• What to work on
Return, character for character, the lines from the one bearing "Type out the text in this image." through the end of the material. Omit everything before that line.

Start of Data listing

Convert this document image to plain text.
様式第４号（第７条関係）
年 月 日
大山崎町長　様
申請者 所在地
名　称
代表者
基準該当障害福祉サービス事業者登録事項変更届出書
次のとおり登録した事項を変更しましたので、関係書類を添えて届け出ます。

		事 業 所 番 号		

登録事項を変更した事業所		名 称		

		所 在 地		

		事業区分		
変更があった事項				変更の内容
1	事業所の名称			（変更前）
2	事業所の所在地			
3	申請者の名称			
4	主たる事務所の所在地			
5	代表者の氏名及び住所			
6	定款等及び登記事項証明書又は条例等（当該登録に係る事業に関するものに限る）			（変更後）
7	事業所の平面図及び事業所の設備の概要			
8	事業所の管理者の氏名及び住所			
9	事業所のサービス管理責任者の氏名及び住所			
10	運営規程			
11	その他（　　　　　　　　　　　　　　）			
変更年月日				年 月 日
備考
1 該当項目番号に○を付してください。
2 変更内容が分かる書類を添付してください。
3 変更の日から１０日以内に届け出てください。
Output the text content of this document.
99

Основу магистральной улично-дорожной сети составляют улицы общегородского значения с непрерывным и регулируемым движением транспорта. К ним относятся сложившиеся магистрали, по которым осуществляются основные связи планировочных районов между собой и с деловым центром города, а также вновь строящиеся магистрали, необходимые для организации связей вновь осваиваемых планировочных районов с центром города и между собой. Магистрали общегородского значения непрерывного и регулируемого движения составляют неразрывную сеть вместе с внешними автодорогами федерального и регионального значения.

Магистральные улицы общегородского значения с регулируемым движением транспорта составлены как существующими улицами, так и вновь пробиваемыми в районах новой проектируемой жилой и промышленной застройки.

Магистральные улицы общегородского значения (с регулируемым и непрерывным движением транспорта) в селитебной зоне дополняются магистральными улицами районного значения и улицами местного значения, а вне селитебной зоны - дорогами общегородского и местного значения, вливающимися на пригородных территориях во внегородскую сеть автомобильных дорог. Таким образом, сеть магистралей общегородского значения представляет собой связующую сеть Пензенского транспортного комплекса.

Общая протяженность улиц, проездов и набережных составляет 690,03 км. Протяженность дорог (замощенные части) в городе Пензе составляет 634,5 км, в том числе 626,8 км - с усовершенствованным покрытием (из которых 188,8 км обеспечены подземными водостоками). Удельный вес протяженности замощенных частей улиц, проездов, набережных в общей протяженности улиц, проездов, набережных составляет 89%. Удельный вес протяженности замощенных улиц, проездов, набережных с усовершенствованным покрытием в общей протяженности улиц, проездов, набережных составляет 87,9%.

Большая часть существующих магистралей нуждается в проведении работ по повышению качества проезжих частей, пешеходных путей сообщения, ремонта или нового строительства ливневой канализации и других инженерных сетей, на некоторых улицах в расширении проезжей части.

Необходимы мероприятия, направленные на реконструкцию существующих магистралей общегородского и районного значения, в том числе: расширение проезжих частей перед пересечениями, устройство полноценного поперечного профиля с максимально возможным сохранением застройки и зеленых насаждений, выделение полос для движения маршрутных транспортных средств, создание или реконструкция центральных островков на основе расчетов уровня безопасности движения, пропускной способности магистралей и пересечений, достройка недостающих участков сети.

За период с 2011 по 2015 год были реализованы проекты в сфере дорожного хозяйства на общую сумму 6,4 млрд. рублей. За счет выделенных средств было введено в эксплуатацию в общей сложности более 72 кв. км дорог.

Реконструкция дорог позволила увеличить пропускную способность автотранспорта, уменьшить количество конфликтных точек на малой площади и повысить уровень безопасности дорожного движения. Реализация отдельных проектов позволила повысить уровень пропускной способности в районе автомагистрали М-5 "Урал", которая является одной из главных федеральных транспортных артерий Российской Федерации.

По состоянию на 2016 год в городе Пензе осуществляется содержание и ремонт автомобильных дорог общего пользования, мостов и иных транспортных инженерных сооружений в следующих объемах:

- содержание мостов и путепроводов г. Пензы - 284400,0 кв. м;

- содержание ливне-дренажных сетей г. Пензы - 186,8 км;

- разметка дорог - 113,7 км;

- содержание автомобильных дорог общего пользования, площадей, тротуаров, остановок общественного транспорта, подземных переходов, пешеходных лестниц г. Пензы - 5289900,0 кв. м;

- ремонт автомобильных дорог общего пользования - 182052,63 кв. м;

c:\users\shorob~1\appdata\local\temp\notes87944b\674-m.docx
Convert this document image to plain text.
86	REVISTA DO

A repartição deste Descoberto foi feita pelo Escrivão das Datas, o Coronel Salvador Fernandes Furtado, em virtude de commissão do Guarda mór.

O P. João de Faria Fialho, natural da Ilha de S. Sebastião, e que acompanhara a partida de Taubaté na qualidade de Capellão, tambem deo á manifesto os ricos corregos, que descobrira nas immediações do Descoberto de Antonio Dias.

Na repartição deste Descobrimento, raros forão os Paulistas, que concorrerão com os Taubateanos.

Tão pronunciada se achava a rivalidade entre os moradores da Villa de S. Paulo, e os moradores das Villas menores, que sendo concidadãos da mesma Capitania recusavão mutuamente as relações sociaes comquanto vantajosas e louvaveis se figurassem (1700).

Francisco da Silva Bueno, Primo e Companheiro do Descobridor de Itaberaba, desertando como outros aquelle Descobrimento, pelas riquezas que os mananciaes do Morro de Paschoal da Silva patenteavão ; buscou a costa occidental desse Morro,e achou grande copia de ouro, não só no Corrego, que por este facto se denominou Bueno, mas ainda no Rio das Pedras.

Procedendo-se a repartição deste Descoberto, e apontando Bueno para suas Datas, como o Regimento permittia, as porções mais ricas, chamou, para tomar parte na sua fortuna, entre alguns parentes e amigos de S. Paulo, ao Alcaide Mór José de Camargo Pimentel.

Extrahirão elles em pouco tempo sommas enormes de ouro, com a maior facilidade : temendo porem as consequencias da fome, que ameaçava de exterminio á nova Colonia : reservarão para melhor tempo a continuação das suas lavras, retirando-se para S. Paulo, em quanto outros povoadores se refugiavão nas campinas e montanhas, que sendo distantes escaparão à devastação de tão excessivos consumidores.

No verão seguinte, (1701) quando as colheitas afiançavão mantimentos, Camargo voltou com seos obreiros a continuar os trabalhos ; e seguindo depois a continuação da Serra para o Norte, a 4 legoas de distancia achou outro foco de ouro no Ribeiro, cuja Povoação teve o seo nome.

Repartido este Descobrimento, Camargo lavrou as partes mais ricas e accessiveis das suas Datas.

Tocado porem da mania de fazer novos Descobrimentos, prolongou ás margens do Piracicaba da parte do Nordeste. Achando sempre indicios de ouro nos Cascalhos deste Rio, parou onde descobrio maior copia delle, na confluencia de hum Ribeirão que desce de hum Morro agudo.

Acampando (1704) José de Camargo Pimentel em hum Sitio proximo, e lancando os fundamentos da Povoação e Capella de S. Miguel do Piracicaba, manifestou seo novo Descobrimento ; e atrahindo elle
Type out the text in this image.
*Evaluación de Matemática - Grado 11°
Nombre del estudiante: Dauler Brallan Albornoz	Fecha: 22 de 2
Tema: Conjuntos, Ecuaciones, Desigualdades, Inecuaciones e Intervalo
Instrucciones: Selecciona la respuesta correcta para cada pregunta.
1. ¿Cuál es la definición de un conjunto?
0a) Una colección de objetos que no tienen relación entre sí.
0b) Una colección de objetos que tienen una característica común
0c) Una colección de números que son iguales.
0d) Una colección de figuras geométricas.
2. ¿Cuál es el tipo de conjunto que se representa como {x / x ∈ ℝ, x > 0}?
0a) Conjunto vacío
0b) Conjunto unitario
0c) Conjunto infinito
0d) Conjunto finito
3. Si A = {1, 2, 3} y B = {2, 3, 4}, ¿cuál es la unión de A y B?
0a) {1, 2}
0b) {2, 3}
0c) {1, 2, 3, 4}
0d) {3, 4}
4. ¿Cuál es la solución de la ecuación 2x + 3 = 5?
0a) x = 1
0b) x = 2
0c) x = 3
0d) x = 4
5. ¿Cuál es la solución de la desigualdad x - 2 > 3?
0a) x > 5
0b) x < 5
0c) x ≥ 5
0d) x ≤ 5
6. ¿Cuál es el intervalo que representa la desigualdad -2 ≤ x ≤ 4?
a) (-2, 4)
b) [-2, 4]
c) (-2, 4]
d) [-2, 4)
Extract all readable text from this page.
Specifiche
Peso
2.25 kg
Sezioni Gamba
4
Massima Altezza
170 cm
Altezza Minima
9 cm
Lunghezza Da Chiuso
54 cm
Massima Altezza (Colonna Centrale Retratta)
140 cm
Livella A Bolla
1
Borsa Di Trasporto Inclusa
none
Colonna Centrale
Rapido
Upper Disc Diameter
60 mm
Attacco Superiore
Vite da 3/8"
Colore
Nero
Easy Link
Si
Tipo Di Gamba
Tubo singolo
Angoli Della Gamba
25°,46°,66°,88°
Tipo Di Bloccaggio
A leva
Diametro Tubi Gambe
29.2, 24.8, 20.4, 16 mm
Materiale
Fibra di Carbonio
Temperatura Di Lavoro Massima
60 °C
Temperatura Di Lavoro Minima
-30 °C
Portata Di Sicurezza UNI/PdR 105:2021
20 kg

End of Data listing

• Correct result
Type out the text in this image.
*Evaluación de Matemática - Grado 11°
Nombre del estudiante: Dauler Brallan Albornoz	Fecha: 22 de 2
Tema: Conjuntos, Ecuaciones, Desigualdades, Inecuaciones e Intervalo
Instrucciones: Selecciona la respuesta correcta para cada pregunta.
1. ¿Cuál es la definición de un conjunto?
0a) Una colección de objetos que no tienen relación entre sí.
0b) Una colección de objetos que tienen una característica común
0c) Una colección de números que son iguales.
0d) Una colección de figuras geométricas.
2. ¿Cuál es el tipo de conjunto que se representa como {x / x ∈ ℝ, x > 0}?
0a) Conjunto vacío
0b) Conjunto unitario
0c) Conjunto infinito
0d) Conjunto finito
3. Si A = {1, 2, 3} y B = {2, 3, 4}, ¿cuál es la unión de A y B?
0a) {1, 2}
0b) {2, 3}
0c) {1, 2, 3, 4}
0d) {3, 4}
4. ¿Cuál es la solución de la ecuación 2x + 3 = 5?
0a) x = 1
0b) x = 2
0c) x = 3
0d) x = 4
5. ¿Cuál es la solución de la desigualdad x - 2 > 3?
0a) x > 5
0b) x < 5
0c) x ≥ 5
0d) x ≤ 5
6. ¿Cuál es el intervalo que representa la desigualdad -2 ≤ x ≤ 4?
a) (-2, 4)
b) [-2, 4]
c) (-2, 4]
d) [-2, 4)
Extract all readable text from this page.
Specifiche
Peso
2.25 kg
Sezioni Gamba
4
Massima Altezza
170 cm
Altezza Minima
9 cm
Lunghezza Da Chiuso
54 cm
Massima Altezza (Colonna Centrale Retratta)
140 cm
Livella A Bolla
1
Borsa Di Trasporto Inclusa
none
Colonna Centrale
Rapido
Upper Disc Diameter
60 mm
Attacco Superiore
Vite da 3/8"
Colore
Nero
Easy Link
Si
Tipo Di Gamba
Tubo singolo
Angoli Della Gamba
25°,46°,66°,88°
Tipo Di Bloccaggio
A leva
Diametro Tubi Gambe
29.2, 24.8, 20.4, 16 mm
Materiale
Fibra di Carbonio
Temperatura Di Lavoro Massima
60 °C
Temperatura Di Lavoro Minima
-30 °C
Portata Di Sicurezza UNI/PdR 105:2021
20 kg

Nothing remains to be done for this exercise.